Written exercise = Write out the records that appear below, verbatim and complete, but without pictures.

^^^^^^^^

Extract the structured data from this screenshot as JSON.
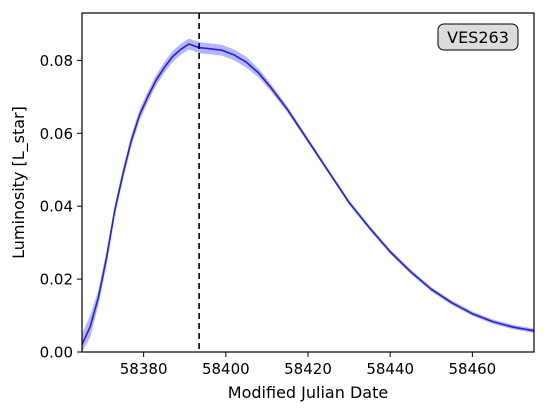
{
  "chart_data": {
    "type": "line",
    "title": "",
    "xlabel": "Modified Julian Date",
    "ylabel": "Luminosity [L_star]",
    "xlim": [
      58365,
      58475
    ],
    "ylim": [
      0.0,
      0.093
    ],
    "xticks": [
      58380,
      58400,
      58420,
      58440,
      58460
    ],
    "yticks": [
      0.0,
      0.02,
      0.04,
      0.06,
      0.08
    ],
    "xtick_labels": [
      "58380",
      "58400",
      "58420",
      "58440",
      "58460"
    ],
    "ytick_labels": [
      "0.00",
      "0.02",
      "0.04",
      "0.06",
      "0.08"
    ],
    "grid": false,
    "annotation_box": "VES263",
    "annotation_position": "top-right",
    "peak_marker_x": 58393.5,
    "colors": {
      "line": "#1f1fe6",
      "band": "#a8a8ff",
      "marker": "#000000",
      "box_fill": "#dcdcdc"
    },
    "series": [
      {
        "x": [
          58365,
          58367,
          58369,
          58371,
          58373,
          58375,
          58377,
          58379,
          58381,
          58383,
          58385,
          58387,
          58389,
          58391,
          58393.5,
          58396,
          58399,
          58402,
          58405,
          58408,
          58411,
          58415,
          58420,
          58425,
          58430,
          58435,
          58440,
          58445,
          58450,
          58455,
          58460,
          58465,
          58470,
          58475
        ],
        "y": [
          0.002,
          0.007,
          0.015,
          0.026,
          0.039,
          0.049,
          0.058,
          0.065,
          0.07,
          0.0745,
          0.078,
          0.081,
          0.083,
          0.0845,
          0.0835,
          0.0832,
          0.0828,
          0.0815,
          0.0795,
          0.0765,
          0.0725,
          0.0665,
          0.058,
          0.0495,
          0.041,
          0.034,
          0.0275,
          0.022,
          0.0172,
          0.0135,
          0.0105,
          0.0083,
          0.0068,
          0.0058
        ],
        "band": [
          0.003,
          0.003,
          0.002,
          0.002,
          0.0015,
          0.0015,
          0.0015,
          0.0015,
          0.0015,
          0.0015,
          0.0015,
          0.0015,
          0.0015,
          0.0015,
          0.0015,
          0.0015,
          0.0015,
          0.0015,
          0.0015,
          0.0012,
          0.001,
          0.0008,
          0.0007,
          0.0006,
          0.0006,
          0.0006,
          0.0006,
          0.0006,
          0.0006,
          0.0006,
          0.0006,
          0.0006,
          0.0006,
          0.0006
        ]
      }
    ]
  }
}
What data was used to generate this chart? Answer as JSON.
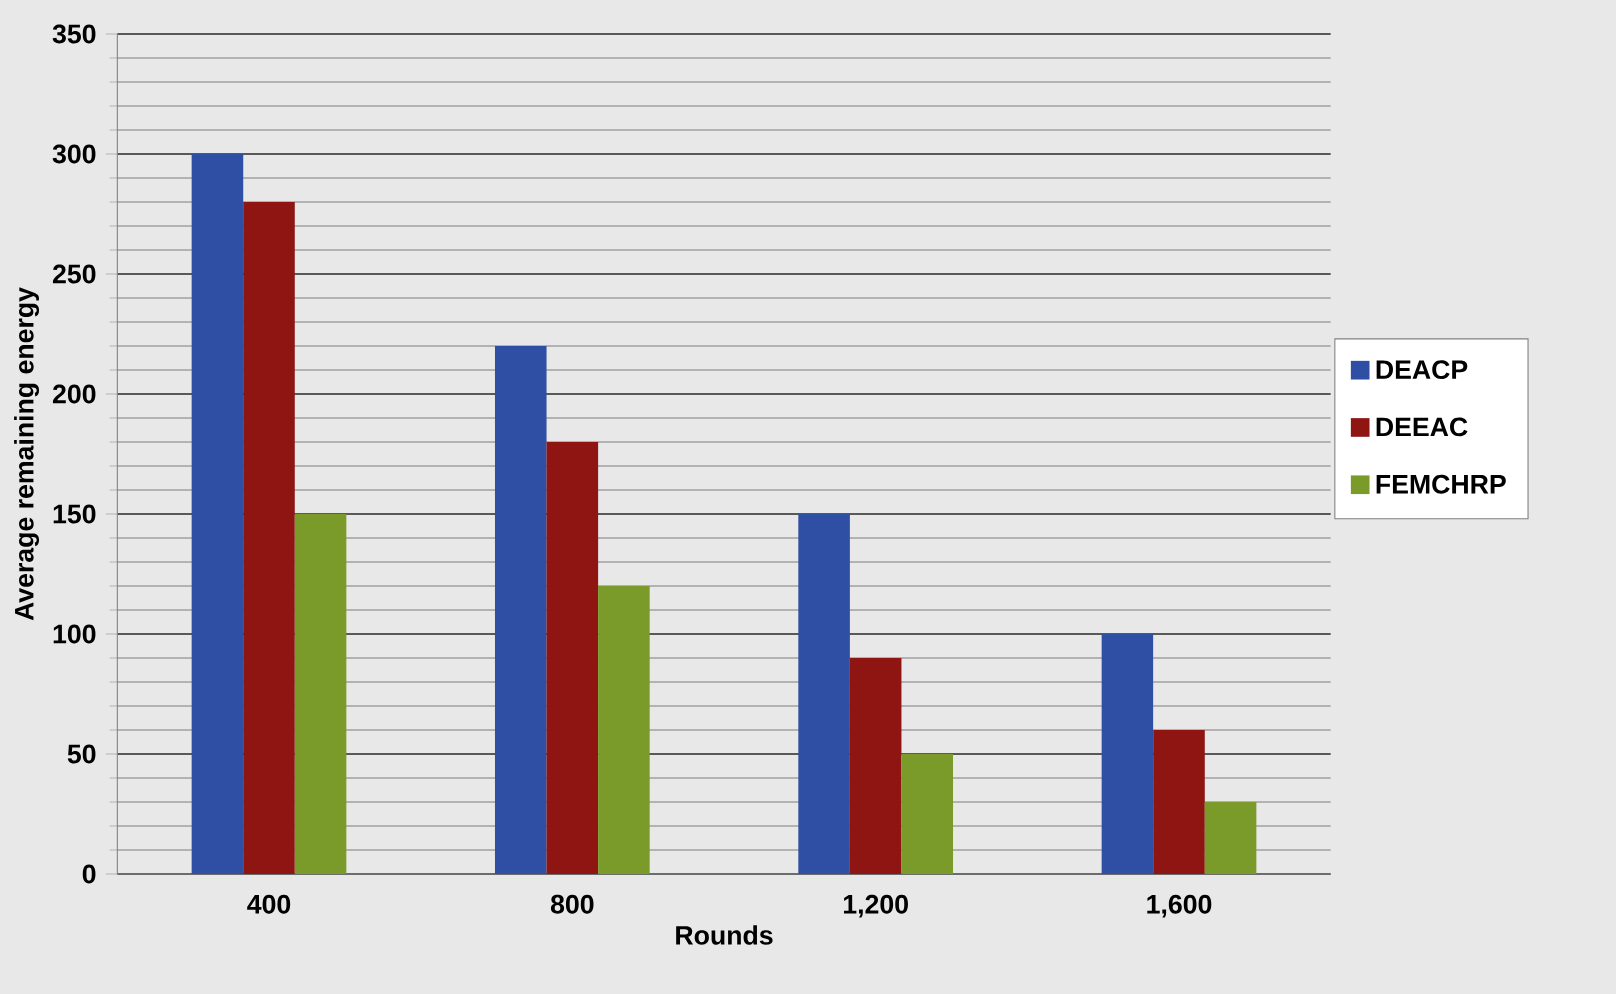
{
  "chart_data": {
    "type": "bar",
    "xlabel": "Rounds",
    "ylabel": "Average remaining energy",
    "categories": [
      "400",
      "800",
      "1,200",
      "1,600"
    ],
    "series": [
      {
        "name": "DEACP",
        "color": "#2e4fa3",
        "values": [
          300,
          220,
          150,
          100
        ]
      },
      {
        "name": "DEEAC",
        "color": "#8e1512",
        "values": [
          280,
          180,
          90,
          60
        ]
      },
      {
        "name": "FEMCHRP",
        "color": "#7a9a2a",
        "values": [
          150,
          120,
          50,
          30
        ]
      }
    ],
    "ylim": [
      0,
      350
    ],
    "yticks": [
      0,
      50,
      100,
      150,
      200,
      250,
      300,
      350
    ],
    "grid": "y",
    "legend": "right"
  }
}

^^^^^^^^

Exercise answer =
Extract the structured data from this screenshot as JSON.
{
  "chart_data": {
    "type": "line",
    "title": "",
    "xlabel": "Modified Julian Date",
    "ylabel": "Luminosity [L_star]",
    "xlim": [
      58365,
      58475
    ],
    "ylim": [
      0.0,
      0.093
    ],
    "xticks": [
      58380,
      58400,
      58420,
      58440,
      58460
    ],
    "yticks": [
      0.0,
      0.02,
      0.04,
      0.06,
      0.08
    ],
    "xtick_labels": [
      "58380",
      "58400",
      "58420",
      "58440",
      "58460"
    ],
    "ytick_labels": [
      "0.00",
      "0.02",
      "0.04",
      "0.06",
      "0.08"
    ],
    "grid": false,
    "annotation_box": "VES263",
    "annotation_position": "top-right",
    "peak_marker_x": 58393.5,
    "colors": {
      "line": "#1f1fe6",
      "band": "#a8a8ff",
      "marker": "#000000",
      "box_fill": "#dcdcdc"
    },
    "series": [
      {
        "x": [
          58365,
          58367,
          58369,
          58371,
          58373,
          58375,
          58377,
          58379,
          58381,
          58383,
          58385,
          58387,
          58389,
          58391,
          58393.5,
          58396,
          58399,
          58402,
          58405,
          58408,
          58411,
          58415,
          58420,
          58425,
          58430,
          58435,
          58440,
          58445,
          58450,
          58455,
          58460,
          58465,
          58470,
          58475
        ],
        "y": [
          0.002,
          0.007,
          0.015,
          0.026,
          0.039,
          0.049,
          0.058,
          0.065,
          0.07,
          0.0745,
          0.078,
          0.081,
          0.083,
          0.0845,
          0.0835,
          0.0832,
          0.0828,
          0.0815,
          0.0795,
          0.0765,
          0.0725,
          0.0665,
          0.058,
          0.0495,
          0.041,
          0.034,
          0.0275,
          0.022,
          0.0172,
          0.0135,
          0.0105,
          0.0083,
          0.0068,
          0.0058
        ],
        "band": [
          0.003,
          0.003,
          0.002,
          0.002,
          0.0015,
          0.0015,
          0.0015,
          0.0015,
          0.0015,
          0.0015,
          0.0015,
          0.0015,
          0.0015,
          0.0015,
          0.0015,
          0.0015,
          0.0015,
          0.0015,
          0.0015,
          0.0012,
          0.001,
          0.0008,
          0.0007,
          0.0006,
          0.0006,
          0.0006,
          0.0006,
          0.0006,
          0.0006,
          0.0006,
          0.0006,
          0.0006,
          0.0006,
          0.0006
        ]
      }
    ]
  }
}
What data was used to generate this chart? Answer as JSON.
{
  "chart_data": {
    "type": "bar",
    "xlabel": "Rounds",
    "ylabel": "Average remaining energy",
    "categories": [
      "400",
      "800",
      "1,200",
      "1,600"
    ],
    "series": [
      {
        "name": "DEACP",
        "color": "#2e4fa3",
        "values": [
          300,
          220,
          150,
          100
        ]
      },
      {
        "name": "DEEAC",
        "color": "#8e1512",
        "values": [
          280,
          180,
          90,
          60
        ]
      },
      {
        "name": "FEMCHRP",
        "color": "#7a9a2a",
        "values": [
          150,
          120,
          50,
          30
        ]
      }
    ],
    "ylim": [
      0,
      350
    ],
    "yticks": [
      0,
      50,
      100,
      150,
      200,
      250,
      300,
      350
    ],
    "grid": "y",
    "legend": "right"
  }
}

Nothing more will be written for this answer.